Task statement:
Set down each entry from the block beneath, exactly as written.
══ Given records
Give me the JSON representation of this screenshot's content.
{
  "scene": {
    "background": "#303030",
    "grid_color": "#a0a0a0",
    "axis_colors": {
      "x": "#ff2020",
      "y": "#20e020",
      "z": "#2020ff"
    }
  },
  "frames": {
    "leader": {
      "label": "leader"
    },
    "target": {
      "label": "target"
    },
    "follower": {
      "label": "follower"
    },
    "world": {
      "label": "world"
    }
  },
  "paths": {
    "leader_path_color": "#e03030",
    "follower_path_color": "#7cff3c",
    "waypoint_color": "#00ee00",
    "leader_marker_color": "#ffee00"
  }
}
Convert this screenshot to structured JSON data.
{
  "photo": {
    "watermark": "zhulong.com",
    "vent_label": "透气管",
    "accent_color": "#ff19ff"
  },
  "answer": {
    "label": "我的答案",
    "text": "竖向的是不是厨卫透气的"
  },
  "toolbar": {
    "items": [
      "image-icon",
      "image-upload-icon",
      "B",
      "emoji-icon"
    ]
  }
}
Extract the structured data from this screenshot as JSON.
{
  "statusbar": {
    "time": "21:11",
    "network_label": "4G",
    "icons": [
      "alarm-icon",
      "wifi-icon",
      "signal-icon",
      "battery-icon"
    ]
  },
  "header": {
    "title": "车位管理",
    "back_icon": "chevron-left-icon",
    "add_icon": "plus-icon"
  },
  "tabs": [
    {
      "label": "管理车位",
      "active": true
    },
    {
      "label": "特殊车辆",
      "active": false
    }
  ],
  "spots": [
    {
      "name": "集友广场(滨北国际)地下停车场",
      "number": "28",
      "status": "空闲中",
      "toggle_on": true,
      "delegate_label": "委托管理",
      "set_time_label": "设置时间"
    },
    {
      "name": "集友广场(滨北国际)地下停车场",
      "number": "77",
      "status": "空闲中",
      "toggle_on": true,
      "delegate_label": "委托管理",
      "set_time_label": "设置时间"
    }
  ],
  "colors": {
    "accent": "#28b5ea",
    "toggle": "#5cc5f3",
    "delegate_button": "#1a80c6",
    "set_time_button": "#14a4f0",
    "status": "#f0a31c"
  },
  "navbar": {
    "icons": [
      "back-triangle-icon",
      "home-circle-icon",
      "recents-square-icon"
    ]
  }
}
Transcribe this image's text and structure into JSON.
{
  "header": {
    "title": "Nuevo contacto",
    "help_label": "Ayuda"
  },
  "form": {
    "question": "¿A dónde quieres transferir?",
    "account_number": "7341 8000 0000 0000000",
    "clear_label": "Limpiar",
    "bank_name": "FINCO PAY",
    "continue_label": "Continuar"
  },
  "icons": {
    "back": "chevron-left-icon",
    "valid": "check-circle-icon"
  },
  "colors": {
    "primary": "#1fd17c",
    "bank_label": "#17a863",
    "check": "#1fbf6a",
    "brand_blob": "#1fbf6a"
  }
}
════
Task solution:
Give me the JSON representation of this screenshot's content.
{
  "scene": {
    "background": "#303030",
    "grid_color": "#a0a0a0",
    "axis_colors": {
      "x": "#ff2020",
      "y": "#20e020",
      "z": "#2020ff"
    }
  },
  "frames": {
    "leader": {
      "label": "leader"
    },
    "target": {
      "label": "target"
    },
    "follower": {
      "label": "follower"
    },
    "world": {
      "label": "world"
    }
  },
  "paths": {
    "leader_path_color": "#e03030",
    "follower_path_color": "#7cff3c",
    "waypoint_color": "#00ee00",
    "leader_marker_color": "#ffee00"
  }
}
Convert this screenshot to structured JSON data.
{
  "photo": {
    "watermark": "zhulong.com",
    "vent_label": "透气管",
    "accent_color": "#ff19ff"
  },
  "answer": {
    "label": "我的答案",
    "text": "竖向的是不是厨卫透气的"
  },
  "toolbar": {
    "items": [
      "image-icon",
      "image-upload-icon",
      "B",
      "emoji-icon"
    ]
  }
}
Extract the structured data from this screenshot as JSON.
{
  "statusbar": {
    "time": "21:11",
    "network_label": "4G",
    "icons": [
      "alarm-icon",
      "wifi-icon",
      "signal-icon",
      "battery-icon"
    ]
  },
  "header": {
    "title": "车位管理",
    "back_icon": "chevron-left-icon",
    "add_icon": "plus-icon"
  },
  "tabs": [
    {
      "label": "管理车位",
      "active": true
    },
    {
      "label": "特殊车辆",
      "active": false
    }
  ],
  "spots": [
    {
      "name": "集友广场(滨北国际)地下停车场",
      "number": "28",
      "status": "空闲中",
      "toggle_on": true,
      "delegate_label": "委托管理",
      "set_time_label": "设置时间"
    },
    {
      "name": "集友广场(滨北国际)地下停车场",
      "number": "77",
      "status": "空闲中",
      "toggle_on": true,
      "delegate_label": "委托管理",
      "set_time_label": "设置时间"
    }
  ],
  "colors": {
    "accent": "#28b5ea",
    "toggle": "#5cc5f3",
    "delegate_button": "#1a80c6",
    "set_time_button": "#14a4f0",
    "status": "#f0a31c"
  },
  "navbar": {
    "icons": [
      "back-triangle-icon",
      "home-circle-icon",
      "recents-square-icon"
    ]
  }
}
Transcribe this image's text and structure into JSON.
{
  "header": {
    "title": "Nuevo contacto",
    "help_label": "Ayuda"
  },
  "form": {
    "question": "¿A dónde quieres transferir?",
    "account_number": "7341 8000 0000 0000000",
    "clear_label": "Limpiar",
    "bank_name": "FINCO PAY",
    "continue_label": "Continuar"
  },
  "icons": {
    "back": "chevron-left-icon",
    "valid": "check-circle-icon"
  },
  "colors": {
    "primary": "#1fd17c",
    "bank_label": "#17a863",
    "check": "#1fbf6a",
    "brand_blob": "#1fbf6a"
  }
}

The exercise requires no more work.